Copy the lines that follow, keeping every character the same.

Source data
__________________________________________________

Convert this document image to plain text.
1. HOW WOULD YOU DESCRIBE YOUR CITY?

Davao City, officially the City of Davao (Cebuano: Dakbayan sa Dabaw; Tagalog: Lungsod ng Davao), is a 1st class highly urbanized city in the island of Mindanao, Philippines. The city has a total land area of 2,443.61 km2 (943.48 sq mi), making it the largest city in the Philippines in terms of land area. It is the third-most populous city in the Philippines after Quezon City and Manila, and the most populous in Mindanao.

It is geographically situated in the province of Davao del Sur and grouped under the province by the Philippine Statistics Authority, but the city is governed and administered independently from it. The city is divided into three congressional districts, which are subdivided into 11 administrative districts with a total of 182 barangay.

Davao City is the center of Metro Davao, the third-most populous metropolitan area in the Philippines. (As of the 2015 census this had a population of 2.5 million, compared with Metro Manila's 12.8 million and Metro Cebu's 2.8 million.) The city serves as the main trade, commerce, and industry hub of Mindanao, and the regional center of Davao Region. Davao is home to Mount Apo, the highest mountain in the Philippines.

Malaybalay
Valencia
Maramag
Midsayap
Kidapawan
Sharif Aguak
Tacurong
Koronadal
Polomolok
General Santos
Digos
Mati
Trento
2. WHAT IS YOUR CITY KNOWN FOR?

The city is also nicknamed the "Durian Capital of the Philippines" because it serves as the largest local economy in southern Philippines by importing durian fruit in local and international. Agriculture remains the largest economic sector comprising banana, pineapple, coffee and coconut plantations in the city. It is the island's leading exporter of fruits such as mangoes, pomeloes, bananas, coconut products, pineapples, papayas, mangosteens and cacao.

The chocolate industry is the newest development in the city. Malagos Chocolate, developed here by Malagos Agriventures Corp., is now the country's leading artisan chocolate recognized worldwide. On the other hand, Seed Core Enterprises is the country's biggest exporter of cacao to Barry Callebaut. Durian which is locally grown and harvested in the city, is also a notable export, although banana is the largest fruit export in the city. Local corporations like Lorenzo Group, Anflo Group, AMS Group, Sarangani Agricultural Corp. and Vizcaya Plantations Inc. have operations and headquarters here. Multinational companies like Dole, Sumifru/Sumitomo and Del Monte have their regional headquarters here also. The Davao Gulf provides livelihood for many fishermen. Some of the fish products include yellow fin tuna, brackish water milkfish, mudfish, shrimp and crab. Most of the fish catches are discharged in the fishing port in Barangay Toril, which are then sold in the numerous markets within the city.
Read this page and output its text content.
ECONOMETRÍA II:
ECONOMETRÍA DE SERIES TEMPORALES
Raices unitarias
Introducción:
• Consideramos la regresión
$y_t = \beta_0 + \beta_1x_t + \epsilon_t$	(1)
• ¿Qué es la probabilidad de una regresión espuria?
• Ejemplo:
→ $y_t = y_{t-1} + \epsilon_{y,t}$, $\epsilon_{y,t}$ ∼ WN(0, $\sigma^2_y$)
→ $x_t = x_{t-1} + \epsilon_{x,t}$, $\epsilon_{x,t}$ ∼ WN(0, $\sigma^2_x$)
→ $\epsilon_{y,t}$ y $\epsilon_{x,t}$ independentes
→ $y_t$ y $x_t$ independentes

__________________________________________________

• _Correct output_:
Convert this document image to plain text.
1. HOW WOULD YOU DESCRIBE YOUR CITY?

Davao City, officially the City of Davao (Cebuano: Dakbayan sa Dabaw; Tagalog: Lungsod ng Davao), is a 1st class highly urbanized city in the island of Mindanao, Philippines. The city has a total land area of 2,443.61 km2 (943.48 sq mi), making it the largest city in the Philippines in terms of land area. It is the third-most populous city in the Philippines after Quezon City and Manila, and the most populous in Mindanao.

It is geographically situated in the province of Davao del Sur and grouped under the province by the Philippine Statistics Authority, but the city is governed and administered independently from it. The city is divided into three congressional districts, which are subdivided into 11 administrative districts with a total of 182 barangay.

Davao City is the center of Metro Davao, the third-most populous metropolitan area in the Philippines. (As of the 2015 census this had a population of 2.5 million, compared with Metro Manila's 12.8 million and Metro Cebu's 2.8 million.) The city serves as the main trade, commerce, and industry hub of Mindanao, and the regional center of Davao Region. Davao is home to Mount Apo, the highest mountain in the Philippines.

Malaybalay
Valencia
Maramag
Midsayap
Kidapawan
Sharif Aguak
Tacurong
Koronadal
Polomolok
General Santos
Digos
Mati
Trento
2. WHAT IS YOUR CITY KNOWN FOR?

The city is also nicknamed the "Durian Capital of the Philippines" because it serves as the largest local economy in southern Philippines by importing durian fruit in local and international. Agriculture remains the largest economic sector comprising banana, pineapple, coffee and coconut plantations in the city. It is the island's leading exporter of fruits such as mangoes, pomeloes, bananas, coconut products, pineapples, papayas, mangosteens and cacao.

The chocolate industry is the newest development in the city. Malagos Chocolate, developed here by Malagos Agriventures Corp., is now the country's leading artisan chocolate recognized worldwide. On the other hand, Seed Core Enterprises is the country's biggest exporter of cacao to Barry Callebaut. Durian which is locally grown and harvested in the city, is also a notable export, although banana is the largest fruit export in the city. Local corporations like Lorenzo Group, Anflo Group, AMS Group, Sarangani Agricultural Corp. and Vizcaya Plantations Inc. have operations and headquarters here. Multinational companies like Dole, Sumifru/Sumitomo and Del Monte have their regional headquarters here also. The Davao Gulf provides livelihood for many fishermen. Some of the fish products include yellow fin tuna, brackish water milkfish, mudfish, shrimp and crab. Most of the fish catches are discharged in the fishing port in Barangay Toril, which are then sold in the numerous markets within the city.
Read this page and output its text content.
ECONOMETRÍA II:
ECONOMETRÍA DE SERIES TEMPORALES
Raices unitarias
Introducción:
• Consideramos la regresión
$y_t = \beta_0 + \beta_1x_t + \epsilon_t$	(1)
• ¿Qué es la probabilidad de una regresión espuria?
• Ejemplo:
→ $y_t = y_{t-1} + \epsilon_{y,t}$, $\epsilon_{y,t}$ ∼ WN(0, $\sigma^2_y$)
→ $x_t = x_{t-1} + \epsilon_{x,t}$, $\epsilon_{x,t}$ ∼ WN(0, $\sigma^2_x$)
→ $\epsilon_{y,t}$ y $\epsilon_{x,t}$ independentes
→ $y_t$ y $x_t$ independentes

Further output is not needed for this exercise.